# Start of Input material
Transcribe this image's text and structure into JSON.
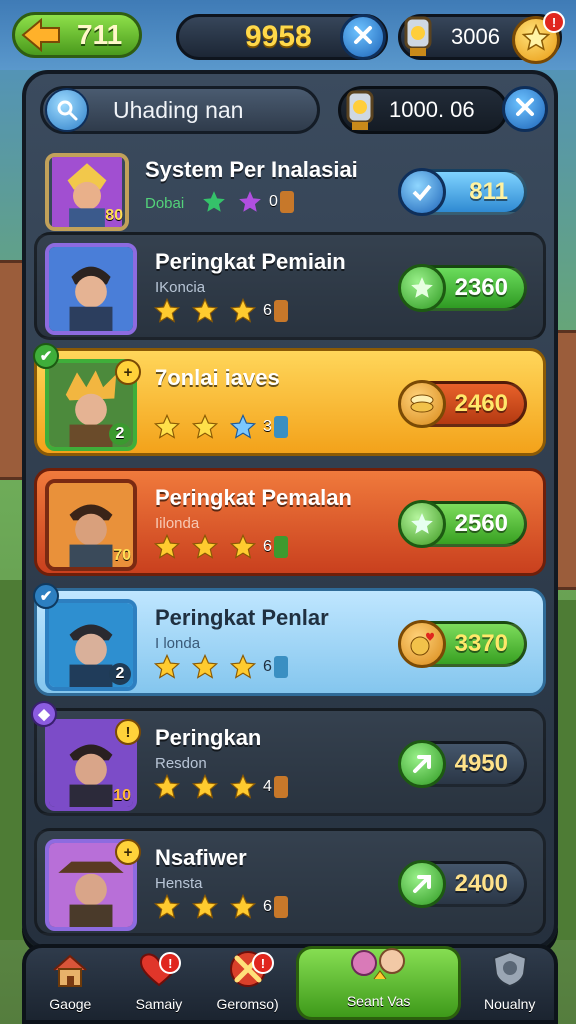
{
  "header": {
    "back_value": "711",
    "coins": "9958",
    "gems": "3006",
    "star_badge": "!"
  },
  "panel": {
    "search_text": "Uhading nan",
    "ticket_value": "1000. 06"
  },
  "rows": [
    {
      "name": "System Per Inalasiai",
      "sub": "Dobai",
      "rank": "0",
      "score": "811",
      "level": "80",
      "style": "plain"
    },
    {
      "name": "Peringkat Pemiain",
      "sub": "IKoncia",
      "rank": "6",
      "score": "2360",
      "level": "",
      "style": "dark"
    },
    {
      "name": "7onlai iaves",
      "sub": "",
      "rank": "3",
      "score": "2460",
      "level": "2",
      "style": "gold"
    },
    {
      "name": "Peringkat Pemalan",
      "sub": "Iilonda",
      "rank": "6",
      "score": "2560",
      "level": "70",
      "style": "red"
    },
    {
      "name": "Peringkat Penlar",
      "sub": "I londa",
      "rank": "6",
      "score": "3370",
      "level": "2",
      "style": "blue"
    },
    {
      "name": "Peringkan",
      "sub": "Resdon",
      "rank": "4",
      "score": "4950",
      "level": "10",
      "style": "dark"
    },
    {
      "name": "Nsafiwer",
      "sub": "Hensta",
      "rank": "6",
      "score": "2400",
      "level": "",
      "style": "dark"
    }
  ],
  "nav": [
    {
      "label": "Gaoge",
      "icon": "house-icon"
    },
    {
      "label": "Samaiy",
      "icon": "heart-icon",
      "badge": "!"
    },
    {
      "label": "Geromso)",
      "icon": "crossed-swords-icon",
      "badge": "!"
    },
    {
      "label": "Seant Vas",
      "icon": "friends-icon",
      "active": true
    },
    {
      "label": "Noualny",
      "icon": "shield-icon"
    }
  ],
  "colors": {
    "accent_green": "#4a9a1c",
    "gold": "#ffd65a",
    "panel": "#2c3847"
  }
}
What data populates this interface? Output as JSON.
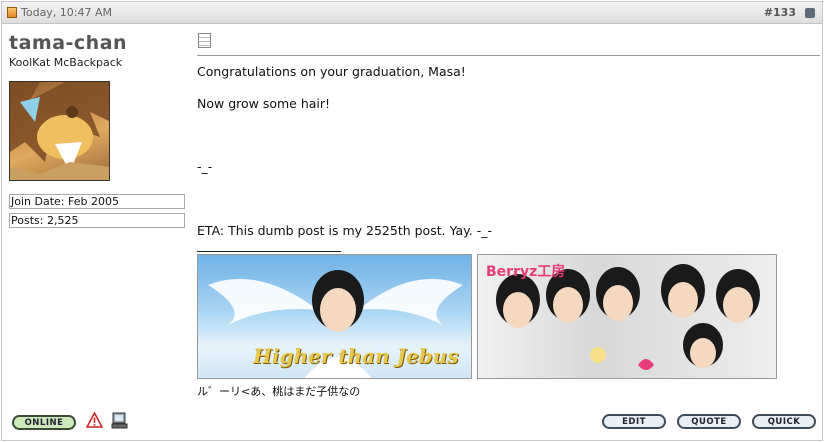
{
  "post": {
    "date": "Today, 10:47 AM",
    "number": "#133",
    "icon": "post-status-icon",
    "collapse_icon": "collapse-icon"
  },
  "user": {
    "name": "tama-chan",
    "title": "KoolKat McBackpack",
    "join_date": "Join Date: Feb 2005",
    "posts": "Posts: 2,525"
  },
  "message": {
    "icon": "message-icon",
    "line1": "Congratulations on your graduation, Masa!",
    "line2": "Now grow some hair!",
    "line3": "-_-",
    "line4": "ETA: This dumb post is my 2525th post. Yay. -_-"
  },
  "signature": {
    "banner_left_text": "Higher than Jebus",
    "banner_right_text": "Berryz工房",
    "caption": "ル゛ーリ<あ、桃はまだ子供なの"
  },
  "buttons": {
    "online": "ONLINE",
    "edit": "EDIT",
    "quote": "QUOTE",
    "quick": "QUICK"
  },
  "colors": {
    "header_bg": "#dedede",
    "online_bg": "#cdeabd",
    "button_bg": "#e8eef4",
    "banner_text": "#e8c84a",
    "brand_pink": "#e83c7a"
  }
}
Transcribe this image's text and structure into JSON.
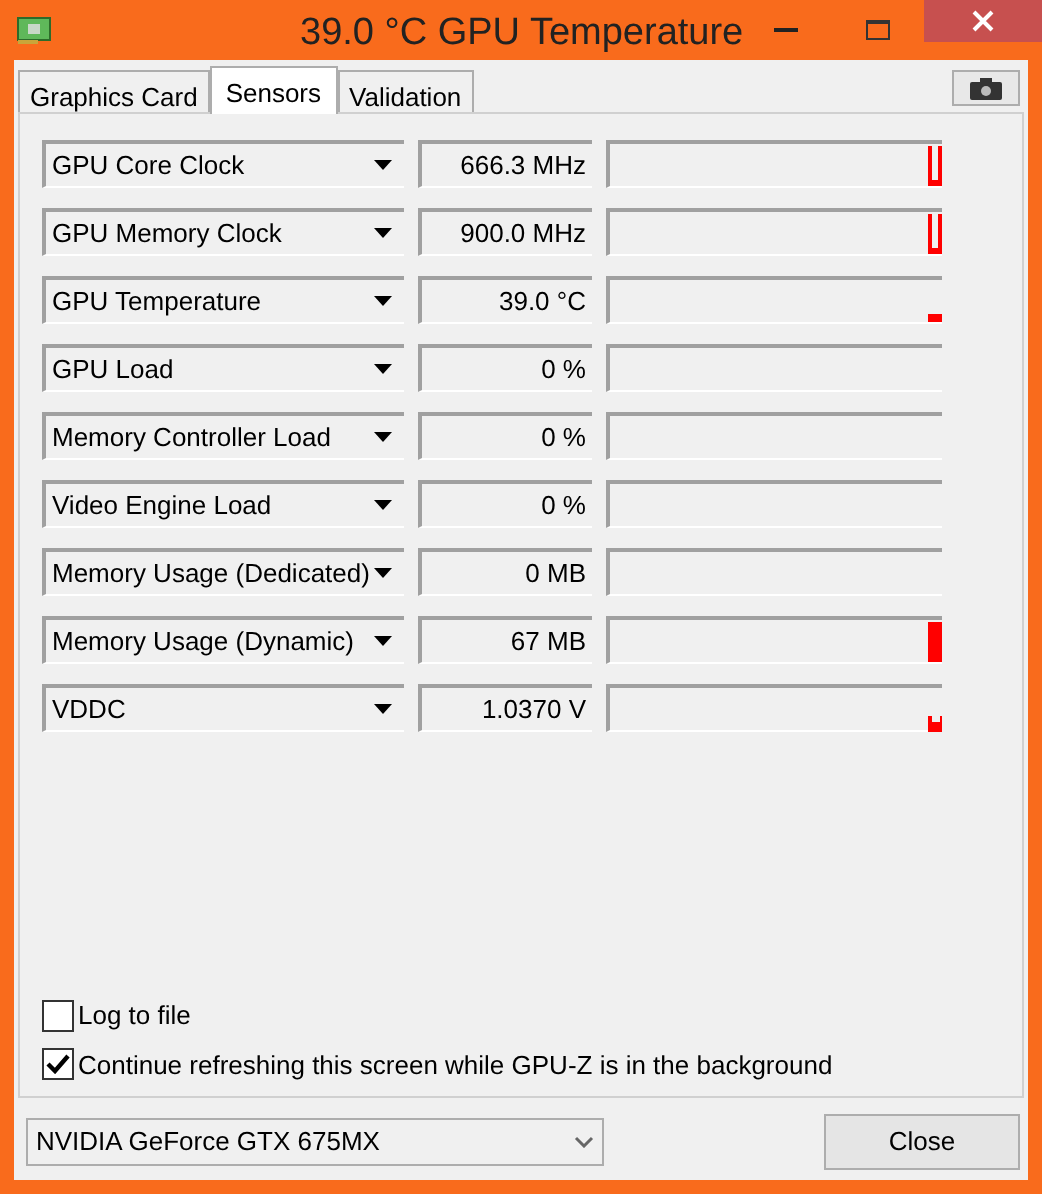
{
  "window": {
    "title": "39.0 °C GPU Temperature"
  },
  "tabs": [
    {
      "label": "Graphics Card",
      "selected": false
    },
    {
      "label": "Sensors",
      "selected": true
    },
    {
      "label": "Validation",
      "selected": false
    }
  ],
  "sensors": [
    {
      "name": "GPU Core Clock",
      "value": "666.3 MHz",
      "kind": "spike"
    },
    {
      "name": "GPU Memory Clock",
      "value": "900.0 MHz",
      "kind": "spike"
    },
    {
      "name": "GPU Temperature",
      "value": "39.0 °C",
      "kind": "low"
    },
    {
      "name": "GPU Load",
      "value": "0 %",
      "kind": "flat"
    },
    {
      "name": "Memory Controller Load",
      "value": "0 %",
      "kind": "flat"
    },
    {
      "name": "Video Engine Load",
      "value": "0 %",
      "kind": "flat"
    },
    {
      "name": "Memory Usage (Dedicated)",
      "value": "0 MB",
      "kind": "flat"
    },
    {
      "name": "Memory Usage (Dynamic)",
      "value": "67 MB",
      "kind": "block"
    },
    {
      "name": "VDDC",
      "value": "1.0370 V",
      "kind": "notch"
    }
  ],
  "options": [
    {
      "label": "Log to file",
      "checked": false
    },
    {
      "label": "Continue refreshing this screen while GPU-Z is in the background",
      "checked": true
    }
  ],
  "device_select": {
    "value": "NVIDIA GeForce GTX 675MX"
  },
  "close_button": "Close"
}
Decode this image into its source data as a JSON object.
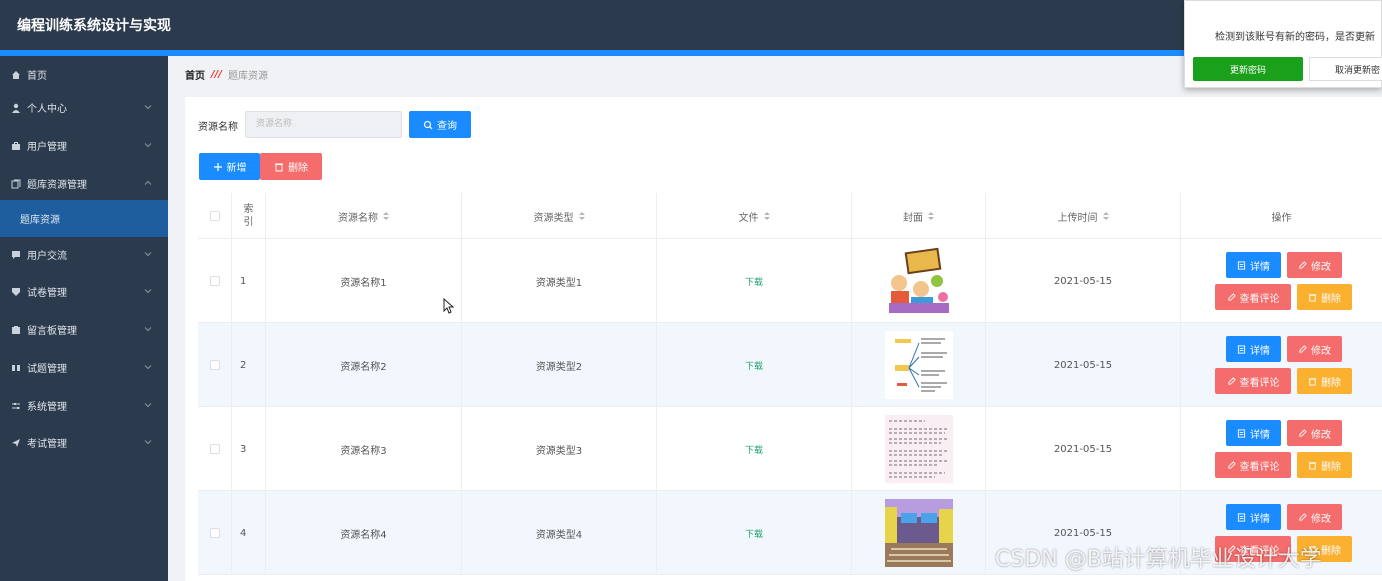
# End of Input material
# Task directions:
Collect, from the material above, every line containing the word "Temperature".

# Reply to the exercise:
    "title": "39.0 °C GPU Temperature"
      "name": "GPU Temperature",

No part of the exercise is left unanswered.